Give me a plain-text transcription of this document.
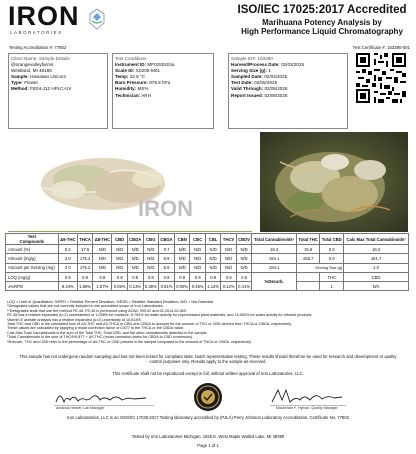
IRON
LABORATORIES
ISO/IEC 17025:2017 Accredited
Marihuana Potency Analysis by
High Performance Liquid Chromatography
Testing Accreditation #: 77802	Test Certificate #: 153390-001
Client Name, Sample Details
@orangevalleyfarms
Westland, MI 48185
Sample: Hawaiian Unicorn
Type: Flower
Method: FE04-J12 HPLC-UV
Test Conditions
Instrument ID: MF0250204a
Scale ID: XS205-M01
Temp: 22.5 °C
Baro Pressure: 979.8 hPa
Humidity: MS%
Technician: ARH
Sample ID#: 153390
Harvest/Process Date: 02/03/2025
Serving Size (g): 1
Sampled Date: 02/03/2025
Test Date: 02/05/2025
Valid Through: 02/05/2026
Report Issued: 02/05/2025
IRON
Test
Compounds	Δ9-THC	THCA	Δ8-THC	CBD	CBDA	CBG	CBGA	CBN	CBC	CBL	THCV	CBDV	Total Cannabinoids¹	Total THC	Total CBD	Calc Max Total Cannabinoids²
Amount (%)	0.2	17.5	N/D	N/D	N/D	N/D	0.7	N/D	N/D	N/D	N/D	N/D	18.4	15.6	0.0	16.2
Amount (mg/g)	2.0	175.2	N/D	N/D	N/D	N/D	6.9	N/D	N/D	N/D	N/D	N/D	184.1	155.7	0.0	161.7
Amount per Serving (mg)	2.0	175.2	N/D	N/D	N/D	N/D	6.9	N/D	N/D	N/D	N/D	N/D	184.1	Serving Size (g)		1.0
LOQ (mg/g)	0.9	0.9	0.9	0.9	0.9	0.9	0.9	0.9	0.9	0.9	0.9	0.9	%Decarb.		THC	CBD
±%RPD	8.44%	1.86%	1.87%	0.09%	0.13%	0.38%	0.61%	0.08%	0.46%	1.14%	0.12%	0.41%			1	N/A
LOQ = Limit of Quantitation; %RPD = Relative Percent Deviation; %RSD = Relative Standard Deviation; N/D = Not Detected
*Designates values that are not currently included in the accredited scope of Iron Laboratories.
**Designates tests that use the method FE-45. FE-45 is performed using AOAC 999.02 and 02.2014-32.009.
FE-45 has a relative expanded (k=2) uncertainties of 1.098% for moisture, 8.754% for water activity for unprocessed plant materials, and 13.052% for water activity for infused products.
Vitamin E acetate analysis has a relative expanded (k=2) uncertainty of 10.614%.
Total THC and CBD is the calculated sum of Δ9-THC and Δ9-THCA or CBD and CBDA to account for the amount of THC or CBD derived from THCA or CBDA, respectively.
These values are calculated by applying a molar correction factor of 0.877 to the THCA or the CBDA value.
Calc Max Total Cannabinoids is the sum of the Total THC, Total CBD, and the other cannabinoids detected in the sample.
¹Total Cannabinoids is the sum of THCA*0.877 + Δ9-THC (molar correction factor for CBDA to CBD conversion).
%Decarb. THC and CBD refer to the percentage of Δ9-THC or CBD present in the sample compared to the amount of THCA or CBDA, respectively.
This sample has not undergone random sampling and has not been tested for compliant state, batch representative testing. These results should therefore be used for research and development or quality control purposes only. Results apply to the sample as received.
This certificate shall not be reproduced except in full, without written approval of Iron Laboratories, LLC.
Amanda Heisler, Lab Manager	Mackenzie F. Hyman, Quality Manager
Iron Laboratories, LLC is an ISO/IEC 17025:2017 Testing laboratory accredited by (PJLA) Perry Johnson Laboratory Accreditation, Certificate No. 77802
Tested by Iron Laboratories Michigan, 1825 E. West Maple Walled Lake, MI 48390
Page 1 of 1
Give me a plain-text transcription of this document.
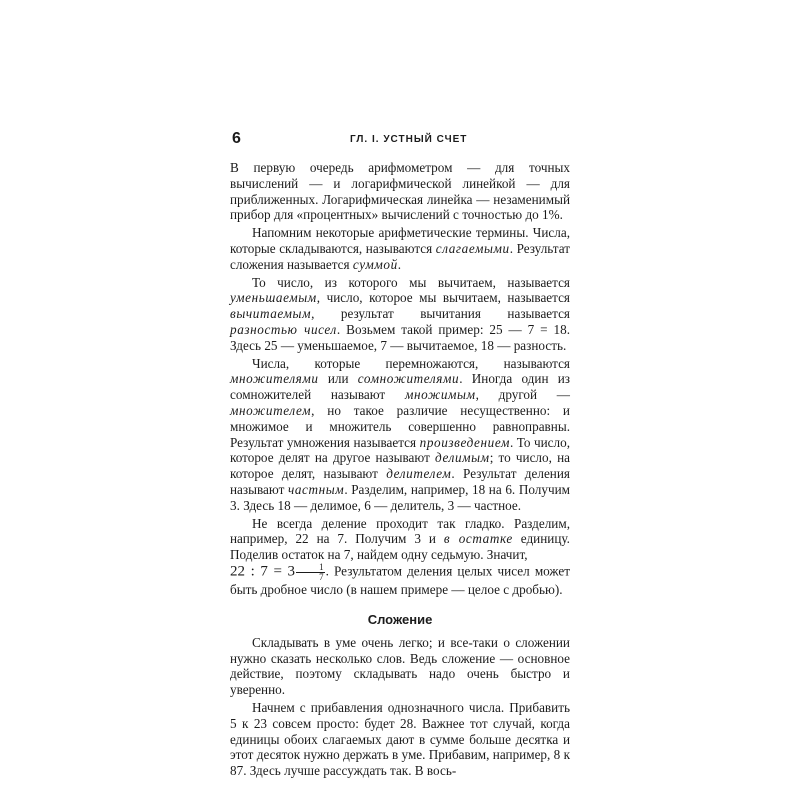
6	ГЛ. I. УСТНЫЙ СЧЕТ

В первую очередь арифмометром — для точных вычислений — и логарифмической линейкой — для приближенных. Логарифмическая линейка — незаменимый прибор для «процентных» вычислений с точностью до 1%.

Напомним некоторые арифметические термины. Числа, которые складываются, называются слагаемыми. Результат сложения называется суммой.

То число, из которого мы вычитаем, называется уменьшаемым, число, которое мы вычитаем, называется вычитаемым, результат вычитания называется разностью чисел. Возьмем такой пример: 25 — 7 = 18. Здесь 25 — уменьшаемое, 7 — вычитаемое, 18 — разность.

Числа, которые перемножаются, называются множителями или сомножителями. Иногда один из сомножителей называют множимым, другой — множителем, но такое различие несущественно: и множимое и множитель совершенно равноправны. Результат умножения называется произведением. То число, которое делят на другое называют делимым; то число, на которое делят, называют делителем. Результат деления называют частным. Разделим, например, 18 на 6. Получим 3. Здесь 18 — делимое, 6 — делитель, 3 — частное.

Не всегда деление проходит так гладко. Разделим, например, 22 на 7. Получим 3 и в остатке единицу. Поделив остаток на 7, найдем одну седьмую. Значит,
22 : $7 = 3 \frac{1}{7}$ . Результатом деления целых чисел может быть дробное число (в нашем примере — целое с дробью).

Сложение

Складывать в уме очень легко; и все-таки о сложении нужно сказать несколько слов. Ведь сложение — основное действие, поэтому складывать надо очень быстро и уверенно.

Начнем с прибавления однозначного числа. Прибавить 5 к 23 совсем просто: будет 28. Важнее тот случай, когда единицы обоих слагаемых дают в сумме больше десятка и этот десяток нужно держать в уме. Прибавим, например, 8 к 87. Здесь лучше рассуждать так. В вось-
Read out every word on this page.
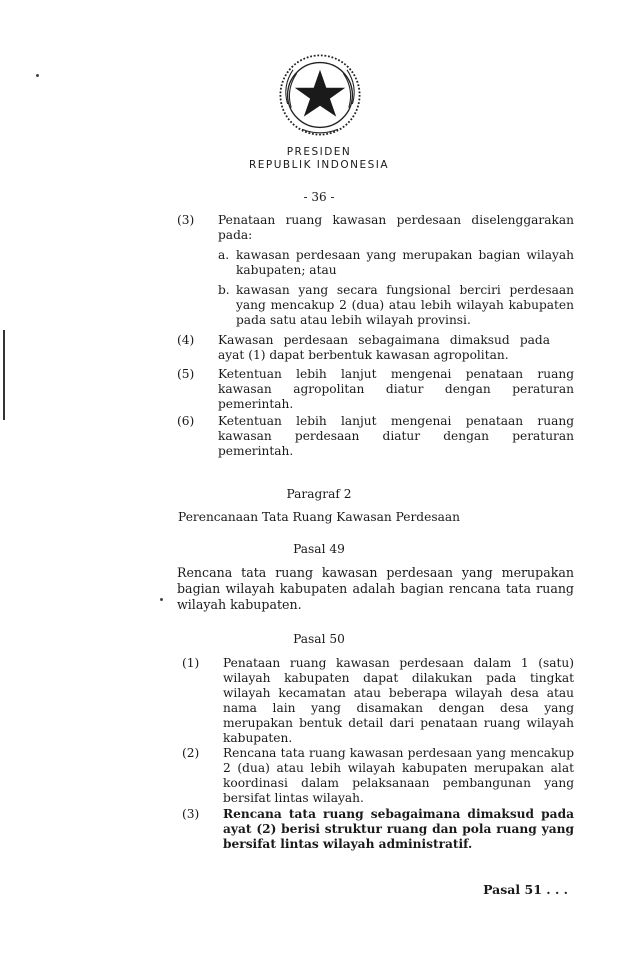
PRESIDEN
REPUBLIK INDONESIA
- 36 -
(3) Penataan ruang kawasan perdesaan diselenggarakan pada:
a. kawasan perdesaan yang merupakan bagian wilayah kabupaten; atau
b. kawasan yang secara fungsional berciri perdesaan yang mencakup 2 (dua) atau lebih wilayah kabupaten pada satu atau lebih wilayah provinsi.
(4) Kawasan perdesaan sebagaimana dimaksud pada ayat (1) dapat berbentuk kawasan agropolitan.
(5) Ketentuan lebih lanjut mengenai penataan ruang kawasan agropolitan diatur dengan peraturan pemerintah.
(6) Ketentuan lebih lanjut mengenai penataan ruang kawasan perdesaan diatur dengan peraturan pemerintah.
Paragraf 2
Perencanaan Tata Ruang Kawasan Perdesaan
Pasal 49
Rencana tata ruang kawasan perdesaan yang merupakan bagian wilayah kabupaten adalah bagian rencana tata ruang wilayah kabupaten.
Pasal 50
(1) Penataan ruang kawasan perdesaan dalam 1 (satu) wilayah kabupaten dapat dilakukan pada tingkat wilayah kecamatan atau beberapa wilayah desa atau nama lain yang disamakan dengan desa yang merupakan bentuk detail dari penataan ruang wilayah kabupaten.
(2) Rencana tata ruang kawasan perdesaan yang mencakup 2 (dua) atau lebih wilayah kabupaten merupakan alat koordinasi dalam pelaksanaan pembangunan yang bersifat lintas wilayah.
(3) Rencana tata ruang sebagaimana dimaksud pada ayat (2) berisi struktur ruang dan pola ruang yang bersifat lintas wilayah administratif.
Pasal 51 . . .
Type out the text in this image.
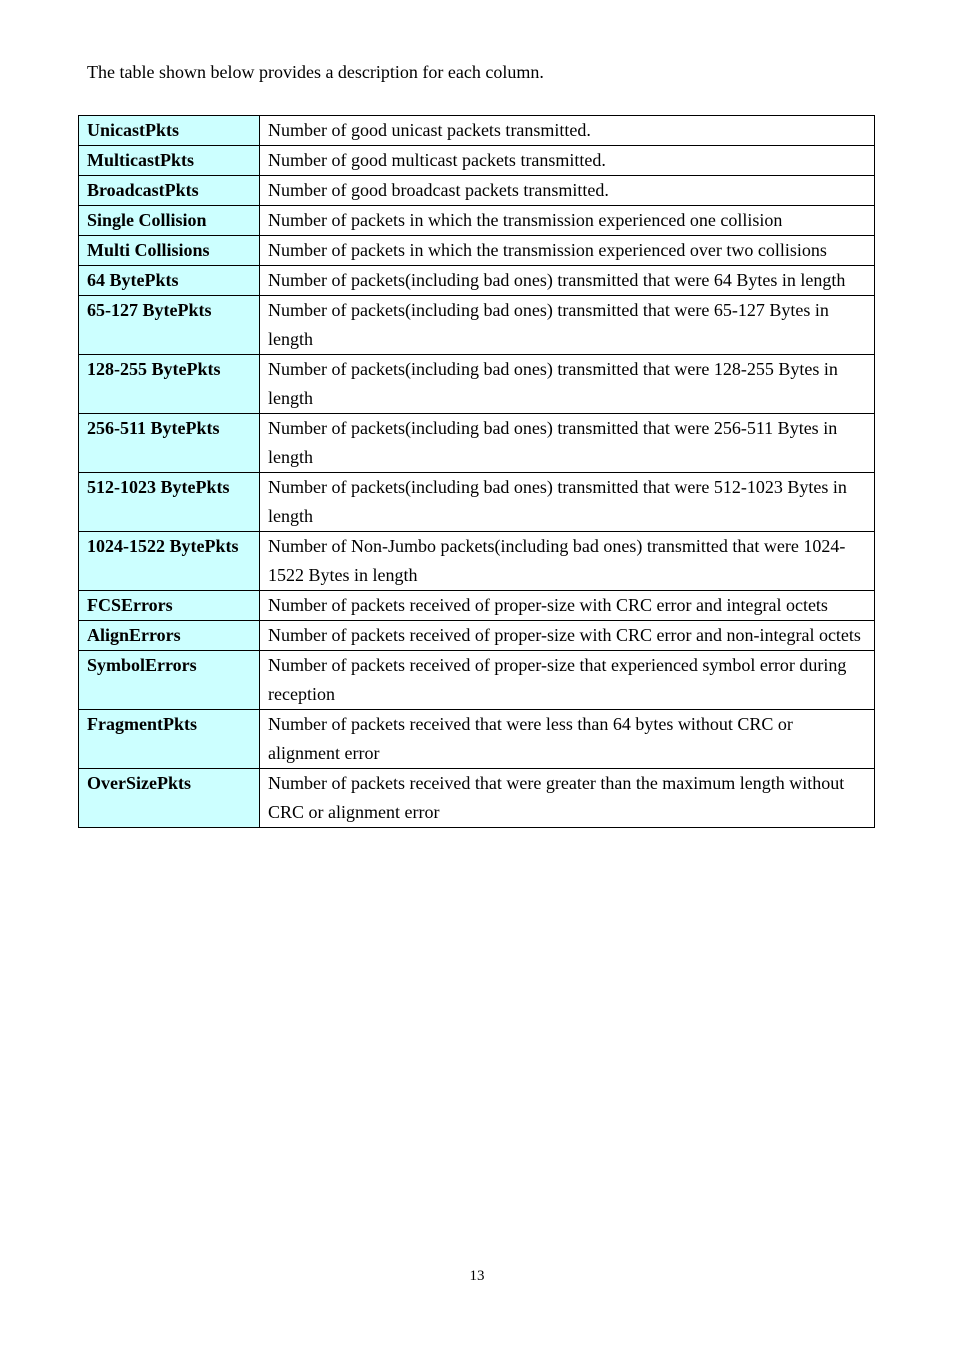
The table shown below provides a description for each column.

UnicastPkts	Number of good unicast packets transmitted.
MulticastPkts	Number of good multicast packets transmitted.
BroadcastPkts	Number of good broadcast packets transmitted.
Single Collision	Number of packets in which the transmission experienced one collision
Multi Collisions	Number of packets in which the transmission experienced over two collisions
64 BytePkts	Number of packets(including bad ones) transmitted that were 64 Bytes in length
65-127 BytePkts	Number of packets(including bad ones) transmitted that were 65-127 Bytes in length
128-255 BytePkts	Number of packets(including bad ones) transmitted that were 128-255 Bytes in length
256-511 BytePkts	Number of packets(including bad ones) transmitted that were 256-511 Bytes in length
512-1023 BytePkts	Number of packets(including bad ones) transmitted that were 512-1023 Bytes in length
1024-1522 BytePkts	Number of Non-Jumbo packets(including bad ones) transmitted that were 1024-1522 Bytes in length
FCSErrors	Number of packets received of proper-size with CRC error and integral octets
AlignErrors	Number of packets received of proper-size with CRC error and non-integral octets
SymbolErrors	Number of packets received of proper-size that experienced symbol error during reception
FragmentPkts	Number of packets received that were less than 64 bytes without CRC or alignment error
OverSizePkts	Number of packets received that were greater than the maximum length without CRC or alignment error
13
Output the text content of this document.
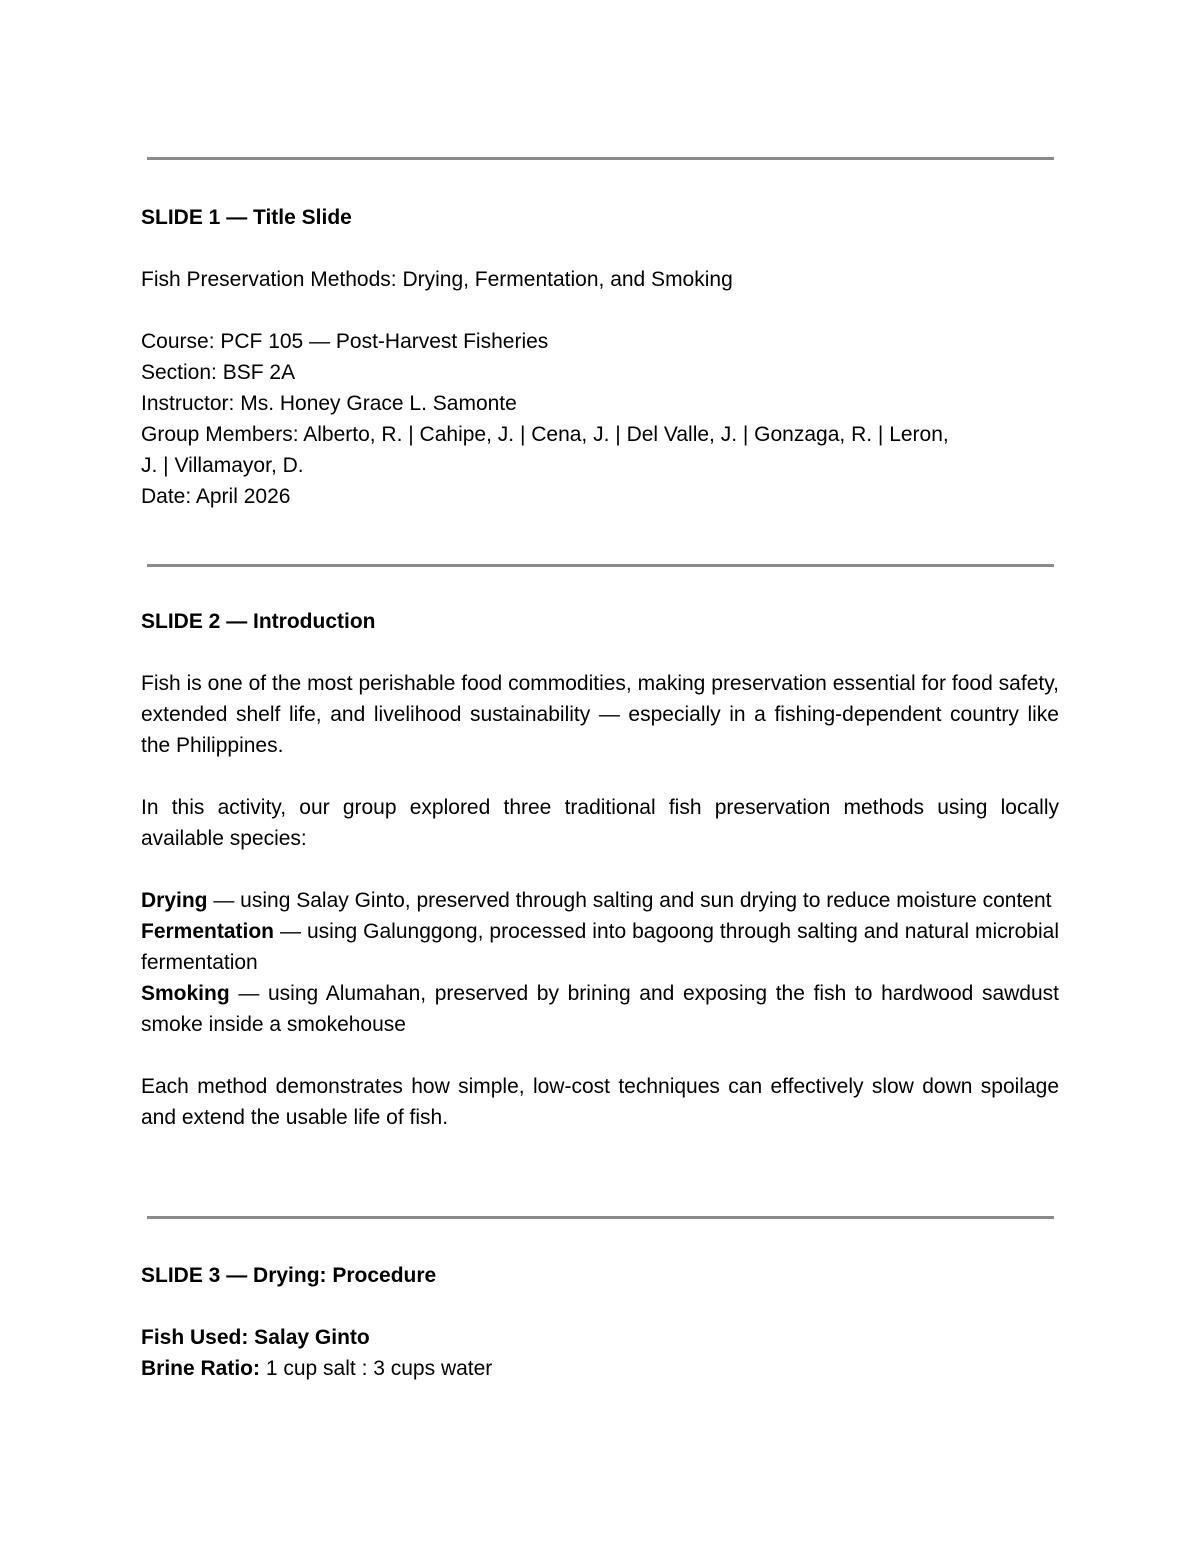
SLIDE 1 — Title Slide

Fish Preservation Methods: Drying, Fermentation, and Smoking

Course: PCF 105 — Post-Harvest Fisheries

Section: BSF 2A

Instructor: Ms. Honey Grace L. Samonte

Group Members: Alberto, R. | Cahipe, J. | Cena, J. | Del Valle, J. | Gonzaga, R. | Leron,

J. | Villamayor, D.

Date: April 2026

SLIDE 2 — Introduction

Fish is one of the most perishable food commodities, making preservation essential for food safety, extended shelf life, and livelihood sustainability — especially in a fishing-dependent country like the Philippines.

In this activity, our group explored three traditional fish preservation methods using locally available species:

Drying — using Salay Ginto, preserved through salting and sun drying to reduce moisture content

Fermentation — using Galunggong, processed into bagoong through salting and natural microbial fermentation

Smoking — using Alumahan, preserved by brining and exposing the fish to hardwood sawdust smoke inside a smokehouse

Each method demonstrates how simple, low-cost techniques can effectively slow down spoilage and extend the usable life of fish.

SLIDE 3 — Drying: Procedure

Fish Used: Salay Ginto

Brine Ratio: 1 cup salt : 3 cups water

**WHAT YOU WILL DO:**
Scan the material above for the string "correction" and report each line where you find it.

**FULL ANSWER:**
These values are calculated by applying a molar correction factor of 0.877 to the THCA or the CBDA value.
¹Total Cannabinoids is the sum of THCA*0.877 + Δ9-THC (molar correction factor for CBDA to CBD conversion).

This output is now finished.